> [Task to complete]: Repeat the data word for word. Do not include the pictures.

> [Working data]:
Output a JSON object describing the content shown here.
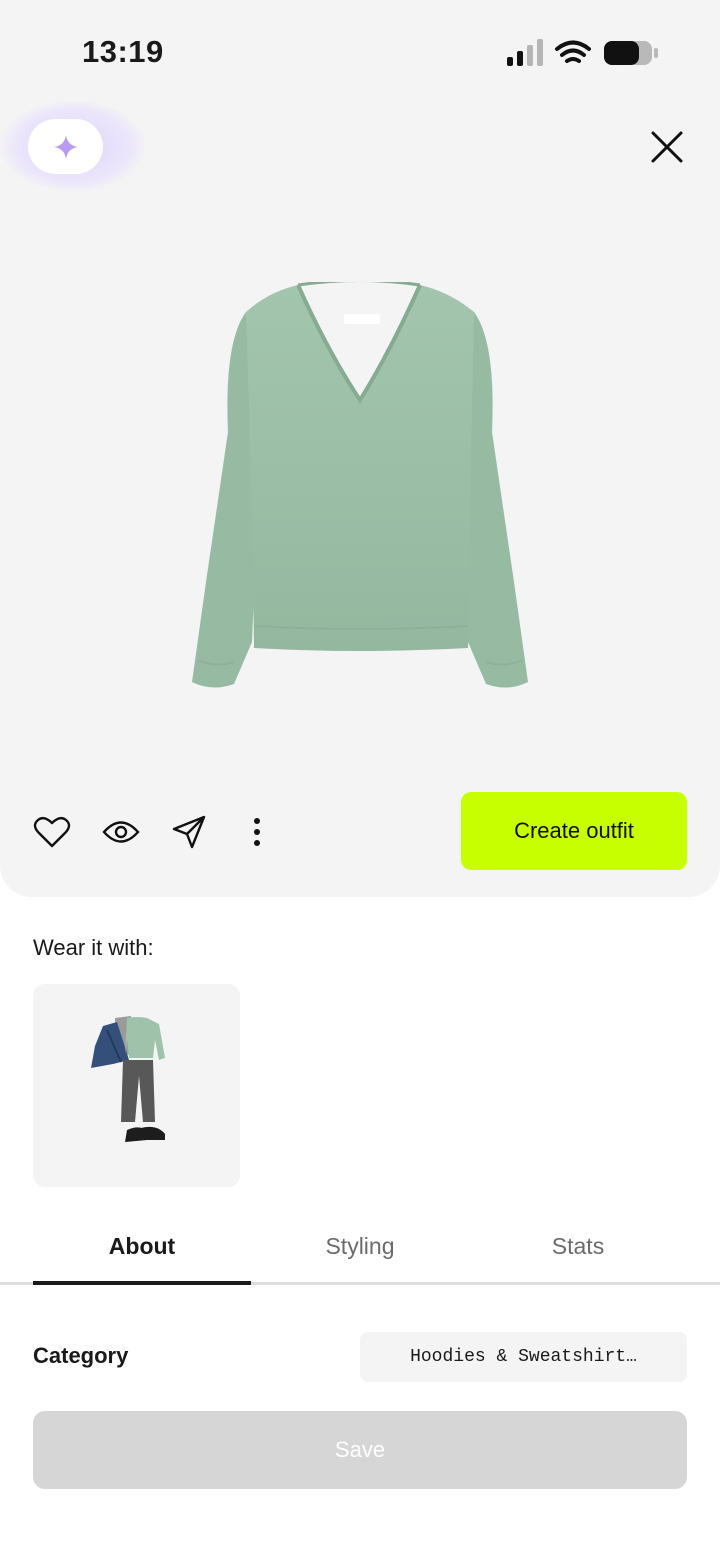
{
  "status_bar": {
    "time": "13:19",
    "icons": [
      "signal-icon",
      "wifi-icon",
      "battery-icon"
    ]
  },
  "header": {
    "ai_button_icon": "sparkle-icon",
    "close_icon": "close-icon"
  },
  "product": {
    "image": "green-v-neck-sweater",
    "color": "#9dbfa8"
  },
  "actions": {
    "icons": [
      "heart-icon",
      "eye-icon",
      "send-icon",
      "more-vertical-icon"
    ],
    "create_outfit_label": "Create outfit",
    "accent_color": "#c8ff00"
  },
  "wear_it_with": {
    "label": "Wear it with:",
    "outfits": [
      {
        "items": [
          "denim-jacket",
          "grey-top",
          "green-sweater",
          "grey-trousers",
          "black-sneakers"
        ]
      }
    ]
  },
  "tabs": [
    {
      "label": "About",
      "active": true
    },
    {
      "label": "Styling",
      "active": false
    },
    {
      "label": "Stats",
      "active": false
    }
  ],
  "about": {
    "category_label": "Category",
    "category_value": "Hoodies & Sweatshirt…"
  },
  "save_label": "Save"
}
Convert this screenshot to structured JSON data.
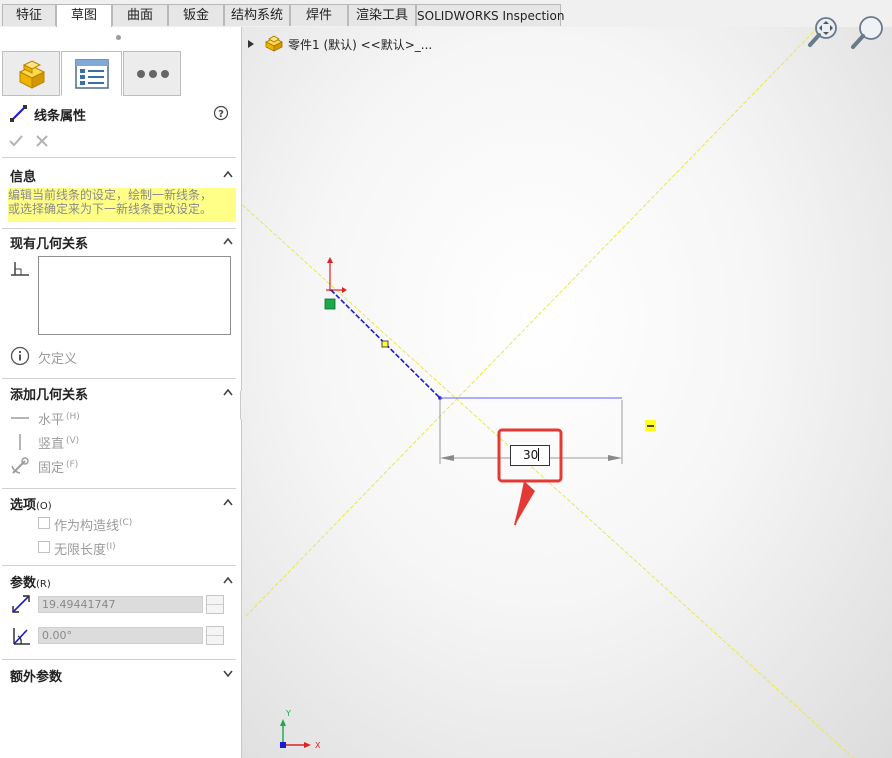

> [Exercise response]:
Output a JSON object describing the content shown here.
{
  "status_bar": {
    "time": "13:19",
    "icons": [
      "signal-icon",
      "wifi-icon",
      "battery-icon"
    ]
  },
  "header": {
    "ai_button_icon": "sparkle-icon",
    "close_icon": "close-icon"
  },
  "product": {
    "image": "green-v-neck-sweater",
    "color": "#9dbfa8"
  },
  "actions": {
    "icons": [
      "heart-icon",
      "eye-icon",
      "send-icon",
      "more-vertical-icon"
    ],
    "create_outfit_label": "Create outfit",
    "accent_color": "#c8ff00"
  },
  "wear_it_with": {
    "label": "Wear it with:",
    "outfits": [
      {
        "items": [
          "denim-jacket",
          "grey-top",
          "green-sweater",
          "grey-trousers",
          "black-sneakers"
        ]
      }
    ]
  },
  "tabs": [
    {
      "label": "About",
      "active": true
    },
    {
      "label": "Styling",
      "active": false
    },
    {
      "label": "Stats",
      "active": false
    }
  ],
  "about": {
    "category_label": "Category",
    "category_value": "Hoodies & Sweatshirt…"
  },
  "save_label": "Save"
}
Convert this screenshot to structured JSON data.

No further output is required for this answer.